── RECORD SET ──

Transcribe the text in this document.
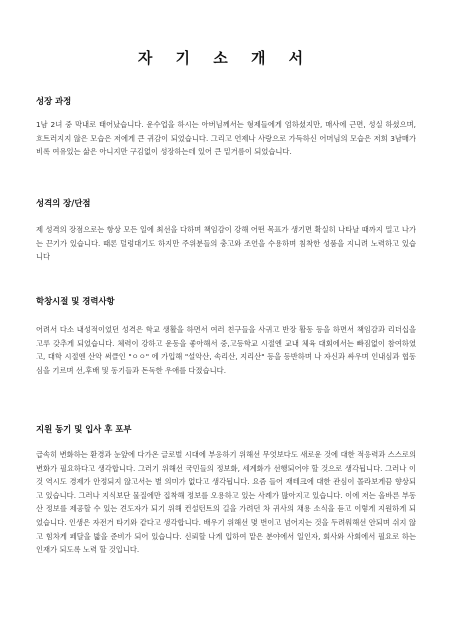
자 기 소 개 서

성장 과정

1남 2녀 중 막내로 태어났습니다. 운수업을 하시는 아버님께서는 형제들에게 엄하셨지만, 매사에 근면, 성실 하셨으며, 흐트러지지 않은 모습은 저에게 큰 귀감이 되었습니다. 그리고 언제나 사랑으로 가득하신 어머님의 모습은 저희 3남매가 비록 여유있는 삶은 아니지만 구김없이 성장하는데 있어 큰 밑거름이 되었습니다.

성격의 장/단점

제 성격의 장점으로는 항상 모든 일에 최선을 다하며 책임감이 강해 어떤 목표가 생기면 확실히 나타날 때까지 밀고 나가는 끈기가 있습니다. 때론 덜렁대기도 하지만 주위분들의 충고와 조언을 수용하며 침착한 성품을 지니려 노력하고 있습니다

학창시절 및 경력사항

어려서 다소 내성적이었던 성격은 학교 생활을 하면서 여러 친구들을 사귀고 반장 활동 등을 하면서 책임감과 리더십을 고루 갖추게 되었습니다. 체력이 강하고 운동을 좋아해서 중,고등학교 시절엔 교내 체육 대회에서는 빠짐없이 참여하였고, 대학 시절엔 산악 써클인 "ㅇㅇ" 에 가입해 "설악산, 속리산, 지리산" 등을 등반하며 나 자신과 싸우며 인내심과 협동심을 기르며 선,후배 및 동기들과 돈독한 우애를 다졌습니다.

지원 동기 및 입사 후 포부

급속히 변화하는 환경과 눈앞에 다가온 글로벌 시대에 부응하기 위해선 무엇보다도 새로운 것에 대한 적응력과 스스로의 변화가 필요하다고 생각합니다. 그러기 위해선 국민들의 정보화, 세계화가 선행되어야 할 것으로 생각됩니다. 그러나 이것 역시도 경제가 안정되지 않고서는 별 의미가 없다고 생각됩니다. 요즘 들어 재테크에 대한 관심이 몰라보게끔 향상되고 있습니다. 그러나 지식보단 물질에만 집착해 정보를 오용하고 있는 사례가 많아지고 있습니다. 이에 저는 올바른 부동산 정보를 제공할 수 있는 견도자가 되기 위해 컨설턴트의 길을 가려던 차 귀사의 채용 소식을 듣고 이렇게 지원하게 되었습니다. 인생은 자전거 타기와 같다고 생각합니다. 배우기 위해선 몇 번이고 넘어지는 것을 두려워해선 안되며 쉬지 않고 힘차게 페달을 밟을 준비가 되어 있습니다. 신뢰할 나게 입하여 맡은 분야에서 일인자, 회사와 사회에서 필요로 하는 인재가 되도록 노력 할 것입니다.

───

◆ **SHORT EXERCISE**
Leave the pictures out and write out every entry exactly as given.

◆ **SOLUTION**
Transcribe the text in this document.
자 기 소 개 서

성장 과정

1남 2녀 중 막내로 태어났습니다. 운수업을 하시는 아버님께서는 형제들에게 엄하셨지만, 매사에 근면, 성실 하셨으며, 흐트러지지 않은 모습은 저에게 큰 귀감이 되었습니다. 그리고 언제나 사랑으로 가득하신 어머님의 모습은 저희 3남매가 비록 여유있는 삶은 아니지만 구김없이 성장하는데 있어 큰 밑거름이 되었습니다.

성격의 장/단점

제 성격의 장점으로는 항상 모든 일에 최선을 다하며 책임감이 강해 어떤 목표가 생기면 확실히 나타날 때까지 밀고 나가는 끈기가 있습니다. 때론 덜렁대기도 하지만 주위분들의 충고와 조언을 수용하며 침착한 성품을 지니려 노력하고 있습니다

학창시절 및 경력사항

어려서 다소 내성적이었던 성격은 학교 생활을 하면서 여러 친구들을 사귀고 반장 활동 등을 하면서 책임감과 리더십을 고루 갖추게 되었습니다. 체력이 강하고 운동을 좋아해서 중,고등학교 시절엔 교내 체육 대회에서는 빠짐없이 참여하였고, 대학 시절엔 산악 써클인 "ㅇㅇ" 에 가입해 "설악산, 속리산, 지리산" 등을 등반하며 나 자신과 싸우며 인내심과 협동심을 기르며 선,후배 및 동기들과 돈독한 우애를 다졌습니다.

지원 동기 및 입사 후 포부

급속히 변화하는 환경과 눈앞에 다가온 글로벌 시대에 부응하기 위해선 무엇보다도 새로운 것에 대한 적응력과 스스로의 변화가 필요하다고 생각합니다. 그러기 위해선 국민들의 정보화, 세계화가 선행되어야 할 것으로 생각됩니다. 그러나 이것 역시도 경제가 안정되지 않고서는 별 의미가 없다고 생각됩니다. 요즘 들어 재테크에 대한 관심이 몰라보게끔 향상되고 있습니다. 그러나 지식보단 물질에만 집착해 정보를 오용하고 있는 사례가 많아지고 있습니다. 이에 저는 올바른 부동산 정보를 제공할 수 있는 견도자가 되기 위해 컨설턴트의 길을 가려던 차 귀사의 채용 소식을 듣고 이렇게 지원하게 되었습니다. 인생은 자전거 타기와 같다고 생각합니다. 배우기 위해선 몇 번이고 넘어지는 것을 두려워해선 안되며 쉬지 않고 힘차게 페달을 밟을 준비가 되어 있습니다. 신뢰할 나게 입하여 맡은 분야에서 일인자, 회사와 사회에서 필요로 하는 인재가 되도록 노력 할 것입니다.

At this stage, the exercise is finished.